_Exercise directions_. Search the lines of the records for the word "diversity", and copy every line that has it.

....................

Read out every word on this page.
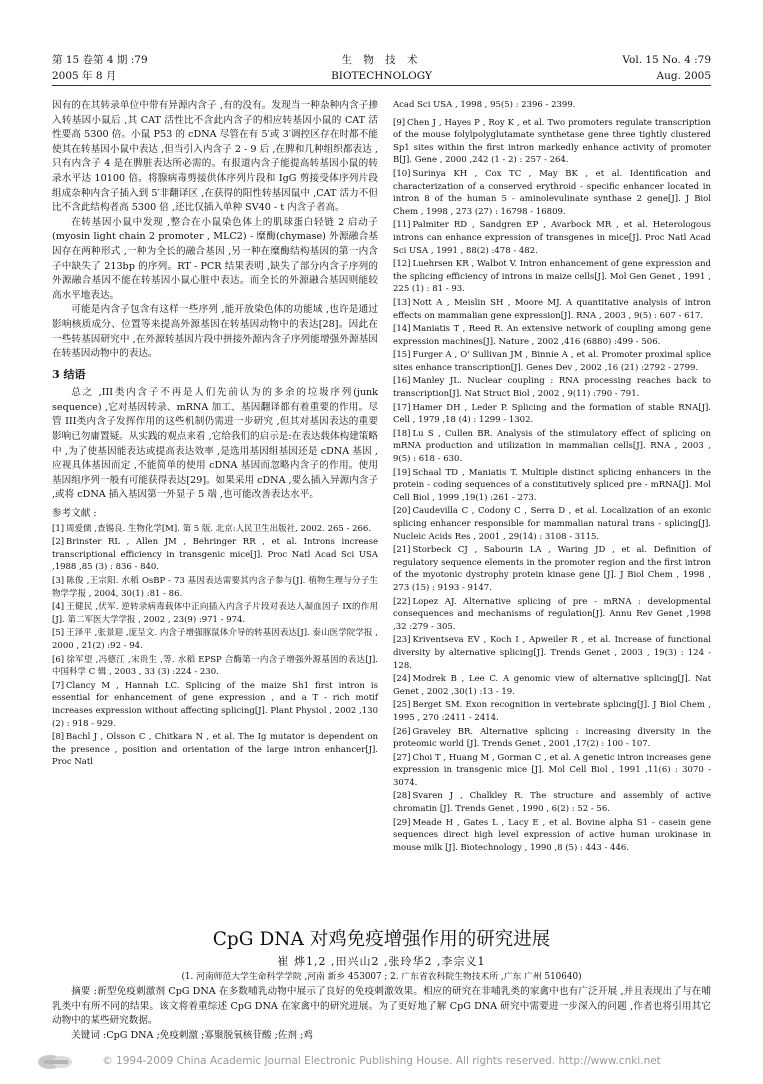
第 15 卷第 4 期 :79
2005 年 8 月
生 物 技 术
BIOTECHNOLOGY
Vol. 15 No. 4 :79
Aug. 2005

因有的在其转录单位中带有异源内含子 ,有的没有。发现当一种杂种内含子掺入转基因小鼠后 ,其 CAT 活性比不含此内含子的相应转基因小鼠的 CAT 活性要高 5300 倍。小鼠 P53 的 cDNA 尽管在有 5′或 3′调控区存在时都不能使其在转基因小鼠中表达 ,但当引入内含子 2 - 9 后 ,在脾和几种组织都表达 ,只有内含子 4 是在脾脏表达所必需的。有报道内含子能提高转基因小鼠的转录水平达 10100 倍。将腺病毒剪接供体序列片段和 IgG 剪接受体序列片段组成杂种内含子插入到 5′非翻译区 ,在获得的阳性转基因鼠中 ,CAT 活力不但比不含此结构者高 5300 倍 ,还比仅插入单种 SV40 - t 内含子者高。

在转基因小鼠中发现 ,整合在小鼠染色体上的肌球蛋白轻链 2 启动子 (myosin light chain 2 promoter , MLC2) - 糜酶(chymase) 外源融合基因存在两种形式 ,一种为全长的融合基因 ,另一种在糜酶结构基因的第一内含子中缺失了 213bp 的序列。RT - PCR 结果表明 ,缺失了部分内含子序列的外源融合基因不能在转基因小鼠心脏中表达。而全长的外源融合基因则能较高水平地表达。

可能是内含子包含有这样一些序列 ,能开放染色体的功能域 ,也许是通过影响核质成分、位置等来提高外源基因在转基因动物中的表达[28]。因此在一些转基因研究中 ,在外源转基因片段中拼接外源内含子序列能增强外源基因在转基因动物中的表达。

3 结语

总之 ,III类内含子不再是人们先前认为的多余的垃圾序列(junk sequence) ,它对基因转录、mRNA 加工、基因翻译都有着重要的作用。尽管 III类内含子发挥作用的这些机制仍需进一步研究 ,但其对基因表达的重要影响已勿庸置疑。从实践的观点来看 ,它给我们的启示是:在表达载体构建策略中 ,为了使基因能表达或提高表达效率 ,是选用基因组基因还是 cDNA 基因 ,应视具体基因而定 ,不能简单的使用 cDNA 基因而忽略内含子的作用。使用基因组序列一般有可能获得表达[29]。如果采用 cDNA ,要么插入异源内含子 ,或将 cDNA 插入基因第一外显子 5 端 ,也可能改善表达水平。

参考文献 :
[1] 周爱儒 ,查锡良. 生物化学[M]. 第 5 版. 北京:人民卫生出版社, 2002. 265 - 266.
[2] Brinster RL , Allen JM , Behringer RR , et al. Introns increase transcriptional efficiency in transgenic mice[J]. Proc Natl Acad Sci USA ,1988 ,85 (3) : 836 - 840.
[3] 陈俊 ,王宗阳. 水稻 OsBP - 73 基因表达需要其内含子参与[J]. 植物生理与分子生物学学报 , 2004, 30(1) :81 - 86.
[4] 王健民 ,伏军. 逆转录病毒载体中正向插入内含子片段对表达人凝血因子 IX的作用[J]. 第二军医大学学报 , 2002 , 23(9) :971 - 974.
[5] 王泽平 ,张景迎 ,庞呈文. 内含子增强豚鼠体介导的转基因表达[J]. 泰山医学院学报 , 2000 , 21(2) :92 - 94.
[6] 徐军望 ,冯德江 ,宋贵生 ,等. 水稻 EPSP 合酶第一内含子增强外源基因的表达[J]. 中国科学 C 辑 , 2003 , 33 (3) :224 - 230.
[7] Clancy M , Hannah LC. Splicing of the maize Sh1 first intron is essential for enhancement of gene expression , and a T - rich motif increases expression without affecting splicing[J]. Plant Physiol , 2002 ,130 (2) : 918 - 929.
[8] Bachl J , Olsson C , Chitkara N , et al. The Ig mutator is dependent on the presence , position and orientation of the large intron enhancer[J]. Proc Natl
Acad Sci USA , 1998 , 95(5) : 2396 - 2399.
[9] Chen J , Hayes P , Roy K , et al. Two promoters regulate transcription of the mouse folylpolyglutamate synthetase gene three tightly clustered Sp1 sites within the first intron markedly enhance activity of promoter B[J]. Gene , 2000 ,242 (1 - 2) : 257 - 264.
[10] Surinya KH , Cox TC , May BK , et al. Identification and characterization of a conserved erythroid - specific enhancer located in intron 8 of the human 5 - aminolevulinate synthase 2 gene[J]. J Biol Chem , 1998 , 273 (27) : 16798 - 16809.
[11] Palmiter RD , Sandgren EP , Avarbock MR , et al. Heterologous introns can enhance expression of transgenes in mice[J]. Proc Natl Acad Sci USA , 1991 , 88(2) :478 - 482.
[12] Luehrsen KR , Walbot V. Intron enhancement of gene expression and the splicing efficiency of introns in maize cells[J]. Mol Gen Genet , 1991 , 225 (1) : 81 - 93.
[13] Nott A , Meislin SH , Moore MJ. A quantitative analysis of intron effects on mammalian gene expression[J]. RNA , 2003 , 9(5) : 607 - 617.
[14] Maniatis T , Reed R. An extensive network of coupling among gene expression machines[J]. Nature , 2002 ,416 (6880) :499 - 506.
[15] Furger A , O' Sullivan JM , Binnie A , et al. Promoter proximal splice sites enhance transcription[J]. Genes Dev , 2002 ,16 (21) :2792 - 2799.
[16] Manley JL. Nuclear coupling : RNA processing reaches back to transcription[J]. Nat Struct Biol , 2002 , 9(11) :790 - 791.
[17] Hamer DH , Leder P. Splicing and the formation of stable RNA[J]. Cell , 1979 ,18 (4) : 1299 - 1302.
[18] Lu S , Cullen BR. Analysis of the stimulatory effect of splicing on mRNA production and utilization in mammalian cells[J]. RNA , 2003 , 9(5) : 618 - 630.
[19] Schaal TD , Maniatis T. Multiple distinct splicing enhancers in the protein - coding sequences of a constitutively spliced pre - mRNA[J]. Mol Cell Biol , 1999 ,19(1) :261 - 273.
[20] Caudevilla C , Codony C , Serra D , et al. Localization of an exonic splicing enhancer responsible for mammalian natural trans - splicing[J]. Nucleic Acids Res , 2001 , 29(14) : 3108 - 3115.
[21] Storbeck CJ , Sabourin LA , Waring JD , et al. Definition of regulatory sequence elements in the promoter region and the first intron of the myotonic dystrophy protein kinase gene [J]. J Biol Chem , 1998 , 273 (15) : 9193 - 9147.
[22] Lopez AJ. Alternative splicing of pre - mRNA : developmental consequences and mechanisms of regulation[J]. Annu Rev Genet ,1998 ,32 :279 - 305.
[23] Kriventseva EV , Koch I , Apweiler R , et al. Increase of functional diversity by alternative splicing[J]. Trends Genet , 2003 , 19(3) : 124 - 128.
[24] Modrek B , Lee C. A genomic view of alternative splicing[J]. Nat Genet , 2002 ,30(1) :13 - 19.
[25] Berget SM. Exon recognition in vertebrate splicing[J]. J Biol Chem , 1995 , 270 :2411 - 2414.
[26] Graveley BR. Alternative splicing : increasing diversity in the proteomic world [J]. Trends Genet , 2001 ,17(2) : 100 - 107.
[27] Choi T , Huang M , Gorman C , et al. A genetic intron increases gene expression in transgenic mice [J]. Mol Cell Biol , 1991 ,11(6) : 3070 - 3074.
[28] Svaren J , Chalkley R. The structure and assembly of active chromatin [J]. Trends Genet , 1990 , 6(2) : 52 - 56.
[29] Meade H , Gates L , Lacy E , et al. Bovine alpha S1 - casein gene sequences direct high level expression of active human urokinase in mouse milk [J]. Biotechnology , 1990 ,8 (5) : 443 - 446.
CpG DNA 对鸡免疫增强作用的研究进展
崔 烨1,2 ,田兴山2 ,张玲华2 ,李宗义1
(1. 河南师范大学生命科学学院 ,河南 新乡 453007 ; 2. 广东省农科院生物技术所 ,广东 广州 510640)
摘要 :新型免疫刺激剂 CpG DNA 在多数哺乳动物中展示了良好的免疫刺激效果。相应的研究在非哺乳类的家禽中也有广泛开展 ,并且表现出了与在哺乳类中有所不同的结果。该文将着重综述 CpG DNA 在家禽中的研究进展。为了更好地了解 CpG DNA 研究中需要进一步深入的问题 ,作者也将引用其它动物中的某些研究数据。
关键词 :CpG DNA ;免疫刺激 ;寡聚脱氧核苷酸 ;佐剂 ;鸡
© 1994-2009 China Academic Journal Electronic Publishing House. All rights reserved. http://www.cnki.net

....................

_Answer to this problem_.
[23] Kriventseva EV , Koch I , Apweiler R , et al. Increase of functional diversity by alternative splicing[J]. Trends Genet , 2003 , 19(3) : 124 - 128.
[26] Graveley BR. Alternative splicing : increasing diversity in the proteomic world [J]. Trends Genet , 2001 ,17(2) : 100 - 107.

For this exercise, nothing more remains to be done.